*STORED RECORDS*.
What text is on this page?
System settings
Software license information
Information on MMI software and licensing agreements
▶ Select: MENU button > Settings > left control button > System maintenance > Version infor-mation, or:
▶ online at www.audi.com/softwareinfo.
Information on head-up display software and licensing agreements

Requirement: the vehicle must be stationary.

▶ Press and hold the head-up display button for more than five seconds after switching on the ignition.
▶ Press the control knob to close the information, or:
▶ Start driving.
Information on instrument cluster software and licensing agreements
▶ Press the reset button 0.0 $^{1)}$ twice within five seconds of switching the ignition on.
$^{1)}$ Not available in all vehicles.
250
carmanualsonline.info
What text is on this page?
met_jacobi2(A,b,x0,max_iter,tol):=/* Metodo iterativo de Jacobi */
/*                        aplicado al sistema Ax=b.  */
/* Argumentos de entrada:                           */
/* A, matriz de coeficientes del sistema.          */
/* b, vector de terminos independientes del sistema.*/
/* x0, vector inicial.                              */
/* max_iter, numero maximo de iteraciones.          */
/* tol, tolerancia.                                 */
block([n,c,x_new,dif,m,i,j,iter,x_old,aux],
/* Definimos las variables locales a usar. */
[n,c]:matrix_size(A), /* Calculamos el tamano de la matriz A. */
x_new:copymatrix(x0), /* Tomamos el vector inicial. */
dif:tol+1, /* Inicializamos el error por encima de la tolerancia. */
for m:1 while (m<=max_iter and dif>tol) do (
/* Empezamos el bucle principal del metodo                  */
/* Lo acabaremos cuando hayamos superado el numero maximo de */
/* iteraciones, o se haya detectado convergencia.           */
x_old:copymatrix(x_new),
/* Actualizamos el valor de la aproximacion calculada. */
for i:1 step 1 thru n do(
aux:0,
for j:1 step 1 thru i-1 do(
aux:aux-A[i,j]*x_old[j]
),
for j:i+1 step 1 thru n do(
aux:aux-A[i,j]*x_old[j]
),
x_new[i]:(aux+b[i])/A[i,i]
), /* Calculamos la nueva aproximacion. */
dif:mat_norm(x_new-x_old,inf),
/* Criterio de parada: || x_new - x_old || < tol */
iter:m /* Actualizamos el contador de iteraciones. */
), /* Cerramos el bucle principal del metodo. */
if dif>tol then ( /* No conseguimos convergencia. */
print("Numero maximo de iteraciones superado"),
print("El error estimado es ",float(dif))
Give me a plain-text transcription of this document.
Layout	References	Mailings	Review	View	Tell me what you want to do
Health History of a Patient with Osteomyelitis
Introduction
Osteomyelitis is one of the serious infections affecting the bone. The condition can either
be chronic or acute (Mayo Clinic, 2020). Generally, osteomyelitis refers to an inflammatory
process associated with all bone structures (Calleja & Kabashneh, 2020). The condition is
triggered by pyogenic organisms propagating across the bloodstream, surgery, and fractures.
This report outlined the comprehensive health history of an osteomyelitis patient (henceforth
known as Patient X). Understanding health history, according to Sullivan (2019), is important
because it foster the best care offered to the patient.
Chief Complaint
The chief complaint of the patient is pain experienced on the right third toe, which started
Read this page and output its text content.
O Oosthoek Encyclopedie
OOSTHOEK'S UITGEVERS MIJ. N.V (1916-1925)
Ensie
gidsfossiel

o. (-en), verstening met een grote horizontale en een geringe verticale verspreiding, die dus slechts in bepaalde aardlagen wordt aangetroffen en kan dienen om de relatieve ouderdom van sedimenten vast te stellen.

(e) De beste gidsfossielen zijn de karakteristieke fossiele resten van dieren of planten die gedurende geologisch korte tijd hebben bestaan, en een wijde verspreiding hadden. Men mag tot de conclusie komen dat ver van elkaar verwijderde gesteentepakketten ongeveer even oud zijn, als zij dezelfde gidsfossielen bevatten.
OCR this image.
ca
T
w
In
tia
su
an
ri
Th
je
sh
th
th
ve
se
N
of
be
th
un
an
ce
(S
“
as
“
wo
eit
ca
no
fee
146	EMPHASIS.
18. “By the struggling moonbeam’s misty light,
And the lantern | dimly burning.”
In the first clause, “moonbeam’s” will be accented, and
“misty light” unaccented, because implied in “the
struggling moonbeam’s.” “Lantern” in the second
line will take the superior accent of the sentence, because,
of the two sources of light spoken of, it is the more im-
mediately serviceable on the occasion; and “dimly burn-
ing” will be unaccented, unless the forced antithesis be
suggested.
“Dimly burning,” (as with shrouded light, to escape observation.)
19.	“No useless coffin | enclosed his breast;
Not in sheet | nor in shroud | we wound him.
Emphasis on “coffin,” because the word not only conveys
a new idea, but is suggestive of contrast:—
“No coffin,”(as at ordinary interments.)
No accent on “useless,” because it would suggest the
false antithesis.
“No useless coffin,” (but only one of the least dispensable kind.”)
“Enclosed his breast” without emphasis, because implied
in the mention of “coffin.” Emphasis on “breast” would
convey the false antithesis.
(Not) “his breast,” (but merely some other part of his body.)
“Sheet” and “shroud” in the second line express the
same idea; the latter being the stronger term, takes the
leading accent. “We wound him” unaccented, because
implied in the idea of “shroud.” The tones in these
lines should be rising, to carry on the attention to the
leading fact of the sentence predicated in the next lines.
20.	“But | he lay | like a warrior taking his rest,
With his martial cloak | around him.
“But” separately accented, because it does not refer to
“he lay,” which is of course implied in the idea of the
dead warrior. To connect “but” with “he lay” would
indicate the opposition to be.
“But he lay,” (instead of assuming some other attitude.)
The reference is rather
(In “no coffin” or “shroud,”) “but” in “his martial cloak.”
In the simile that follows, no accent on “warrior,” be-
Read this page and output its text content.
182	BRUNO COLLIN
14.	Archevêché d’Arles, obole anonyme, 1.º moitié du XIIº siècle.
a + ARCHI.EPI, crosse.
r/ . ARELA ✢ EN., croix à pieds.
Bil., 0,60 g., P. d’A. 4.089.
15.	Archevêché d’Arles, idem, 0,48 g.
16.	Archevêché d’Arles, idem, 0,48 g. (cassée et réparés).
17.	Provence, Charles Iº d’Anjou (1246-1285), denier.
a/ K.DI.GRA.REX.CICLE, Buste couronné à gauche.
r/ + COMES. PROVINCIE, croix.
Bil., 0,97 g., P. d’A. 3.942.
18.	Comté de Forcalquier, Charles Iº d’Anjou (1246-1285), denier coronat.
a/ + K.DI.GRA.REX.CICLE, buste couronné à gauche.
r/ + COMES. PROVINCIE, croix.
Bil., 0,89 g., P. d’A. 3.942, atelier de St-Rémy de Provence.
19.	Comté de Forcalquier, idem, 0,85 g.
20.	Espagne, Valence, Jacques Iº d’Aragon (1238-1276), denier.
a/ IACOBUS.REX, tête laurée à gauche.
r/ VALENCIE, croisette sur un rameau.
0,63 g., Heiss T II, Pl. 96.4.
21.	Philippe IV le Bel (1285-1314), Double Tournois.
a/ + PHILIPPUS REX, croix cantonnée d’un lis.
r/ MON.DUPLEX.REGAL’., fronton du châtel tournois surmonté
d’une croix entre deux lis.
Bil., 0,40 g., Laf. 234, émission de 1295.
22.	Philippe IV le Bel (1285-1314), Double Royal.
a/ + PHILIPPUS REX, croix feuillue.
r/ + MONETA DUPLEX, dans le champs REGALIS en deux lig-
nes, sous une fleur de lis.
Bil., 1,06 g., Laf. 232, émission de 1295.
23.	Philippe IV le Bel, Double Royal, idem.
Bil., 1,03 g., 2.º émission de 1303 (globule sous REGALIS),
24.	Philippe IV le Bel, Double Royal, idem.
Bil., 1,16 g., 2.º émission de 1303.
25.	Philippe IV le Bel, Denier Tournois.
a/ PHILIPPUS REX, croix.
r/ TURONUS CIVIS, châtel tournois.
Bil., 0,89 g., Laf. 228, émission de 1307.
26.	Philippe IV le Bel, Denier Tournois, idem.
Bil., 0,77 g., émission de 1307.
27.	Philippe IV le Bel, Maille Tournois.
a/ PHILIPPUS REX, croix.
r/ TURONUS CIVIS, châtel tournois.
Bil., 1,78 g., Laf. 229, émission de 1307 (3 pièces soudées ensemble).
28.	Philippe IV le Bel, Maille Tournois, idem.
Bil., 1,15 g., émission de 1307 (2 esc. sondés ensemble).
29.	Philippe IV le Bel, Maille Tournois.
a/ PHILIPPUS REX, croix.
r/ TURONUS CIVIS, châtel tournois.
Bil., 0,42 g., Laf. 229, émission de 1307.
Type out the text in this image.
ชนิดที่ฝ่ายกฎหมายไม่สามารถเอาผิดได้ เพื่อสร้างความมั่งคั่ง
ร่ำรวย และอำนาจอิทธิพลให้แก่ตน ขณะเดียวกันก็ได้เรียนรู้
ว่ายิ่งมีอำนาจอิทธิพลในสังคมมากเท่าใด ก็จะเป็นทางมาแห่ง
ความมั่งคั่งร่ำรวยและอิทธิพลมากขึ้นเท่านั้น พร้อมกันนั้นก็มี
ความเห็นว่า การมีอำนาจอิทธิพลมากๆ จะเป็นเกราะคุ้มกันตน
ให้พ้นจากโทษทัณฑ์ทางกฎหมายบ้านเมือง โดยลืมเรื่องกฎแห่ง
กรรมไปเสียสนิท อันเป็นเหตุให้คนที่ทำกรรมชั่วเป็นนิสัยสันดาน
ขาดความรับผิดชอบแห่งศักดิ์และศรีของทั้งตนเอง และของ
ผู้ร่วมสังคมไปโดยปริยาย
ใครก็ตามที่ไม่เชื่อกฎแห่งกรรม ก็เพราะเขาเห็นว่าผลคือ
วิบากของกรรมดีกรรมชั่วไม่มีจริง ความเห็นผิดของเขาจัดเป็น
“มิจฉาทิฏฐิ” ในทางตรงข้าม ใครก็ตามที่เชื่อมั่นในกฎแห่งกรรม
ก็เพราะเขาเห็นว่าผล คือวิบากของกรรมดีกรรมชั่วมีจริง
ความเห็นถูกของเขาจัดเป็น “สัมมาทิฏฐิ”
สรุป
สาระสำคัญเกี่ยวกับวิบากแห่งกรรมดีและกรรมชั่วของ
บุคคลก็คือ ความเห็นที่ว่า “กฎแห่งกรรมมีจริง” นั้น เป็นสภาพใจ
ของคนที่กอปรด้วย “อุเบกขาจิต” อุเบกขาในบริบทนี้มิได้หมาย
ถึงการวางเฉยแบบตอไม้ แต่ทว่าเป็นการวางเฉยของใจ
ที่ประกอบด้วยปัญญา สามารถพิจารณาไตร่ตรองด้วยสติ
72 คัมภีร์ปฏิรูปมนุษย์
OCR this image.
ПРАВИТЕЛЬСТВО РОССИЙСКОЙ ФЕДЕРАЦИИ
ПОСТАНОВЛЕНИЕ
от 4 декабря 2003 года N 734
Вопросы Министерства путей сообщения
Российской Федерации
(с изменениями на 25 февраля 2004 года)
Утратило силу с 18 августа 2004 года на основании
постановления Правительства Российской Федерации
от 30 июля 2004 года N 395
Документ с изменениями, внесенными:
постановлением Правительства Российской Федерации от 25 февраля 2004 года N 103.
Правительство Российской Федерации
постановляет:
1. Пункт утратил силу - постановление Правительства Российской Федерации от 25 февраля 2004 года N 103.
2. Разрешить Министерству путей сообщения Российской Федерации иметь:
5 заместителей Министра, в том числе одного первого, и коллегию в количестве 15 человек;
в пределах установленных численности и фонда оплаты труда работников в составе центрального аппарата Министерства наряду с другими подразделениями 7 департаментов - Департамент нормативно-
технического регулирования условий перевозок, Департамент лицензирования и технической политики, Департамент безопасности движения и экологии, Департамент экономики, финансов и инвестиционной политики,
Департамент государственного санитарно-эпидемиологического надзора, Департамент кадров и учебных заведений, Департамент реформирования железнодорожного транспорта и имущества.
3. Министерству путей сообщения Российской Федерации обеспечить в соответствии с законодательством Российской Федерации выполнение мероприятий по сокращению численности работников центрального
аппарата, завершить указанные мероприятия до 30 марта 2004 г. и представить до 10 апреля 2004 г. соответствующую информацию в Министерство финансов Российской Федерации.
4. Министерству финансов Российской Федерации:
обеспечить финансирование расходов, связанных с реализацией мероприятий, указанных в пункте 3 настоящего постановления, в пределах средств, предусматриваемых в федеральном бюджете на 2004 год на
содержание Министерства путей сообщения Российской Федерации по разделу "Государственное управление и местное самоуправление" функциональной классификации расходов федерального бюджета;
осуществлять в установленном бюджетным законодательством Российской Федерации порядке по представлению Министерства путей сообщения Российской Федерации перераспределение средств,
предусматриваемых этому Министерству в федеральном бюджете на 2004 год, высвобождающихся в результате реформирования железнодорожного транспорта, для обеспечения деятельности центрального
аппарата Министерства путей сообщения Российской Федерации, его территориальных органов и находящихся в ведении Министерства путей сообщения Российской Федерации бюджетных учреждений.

*REQUIREMENTS*.
Within the listing above, copy each line that has the string "couronné".

*TASK SOLUTION*.
a/ K.DI.GRA.REX.CICLE, Buste couronné à gauche.
a/ + K.DI.GRA.REX.CICLE, buste couronné à gauche.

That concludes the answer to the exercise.